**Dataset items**
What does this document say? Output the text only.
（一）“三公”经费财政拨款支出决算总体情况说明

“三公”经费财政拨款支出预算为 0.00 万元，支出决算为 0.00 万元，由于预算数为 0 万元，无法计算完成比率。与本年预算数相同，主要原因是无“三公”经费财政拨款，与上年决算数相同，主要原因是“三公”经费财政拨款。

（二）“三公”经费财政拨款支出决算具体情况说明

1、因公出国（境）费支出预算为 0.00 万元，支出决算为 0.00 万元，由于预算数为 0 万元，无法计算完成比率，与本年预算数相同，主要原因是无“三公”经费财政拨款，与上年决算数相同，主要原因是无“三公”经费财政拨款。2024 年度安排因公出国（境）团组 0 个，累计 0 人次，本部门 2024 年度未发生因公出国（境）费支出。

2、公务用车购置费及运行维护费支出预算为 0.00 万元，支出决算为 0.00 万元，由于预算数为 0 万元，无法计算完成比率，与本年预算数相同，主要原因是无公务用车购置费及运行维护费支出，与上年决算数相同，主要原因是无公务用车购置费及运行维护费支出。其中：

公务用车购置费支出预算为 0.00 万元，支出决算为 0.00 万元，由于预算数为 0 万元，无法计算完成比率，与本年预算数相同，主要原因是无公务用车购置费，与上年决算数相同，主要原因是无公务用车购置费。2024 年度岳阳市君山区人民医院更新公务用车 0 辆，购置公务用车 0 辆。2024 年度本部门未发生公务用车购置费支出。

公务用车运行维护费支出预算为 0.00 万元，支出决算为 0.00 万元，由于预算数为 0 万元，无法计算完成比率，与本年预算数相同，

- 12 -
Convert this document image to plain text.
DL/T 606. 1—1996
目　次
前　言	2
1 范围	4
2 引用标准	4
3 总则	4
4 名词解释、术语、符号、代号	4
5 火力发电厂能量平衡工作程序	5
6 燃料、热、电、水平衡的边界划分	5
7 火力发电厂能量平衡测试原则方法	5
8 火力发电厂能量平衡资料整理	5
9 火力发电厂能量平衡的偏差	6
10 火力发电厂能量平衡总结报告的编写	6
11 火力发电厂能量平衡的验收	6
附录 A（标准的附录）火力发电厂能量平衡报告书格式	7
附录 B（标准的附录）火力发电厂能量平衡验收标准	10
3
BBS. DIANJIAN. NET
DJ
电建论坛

**EXERCISE PROMPT**
Pick out the lines above that hold the string "this" and show them.

**ANSWER TO THE PROBLEM**
What does this document say? Output the text only.
Convert this document image to plain text.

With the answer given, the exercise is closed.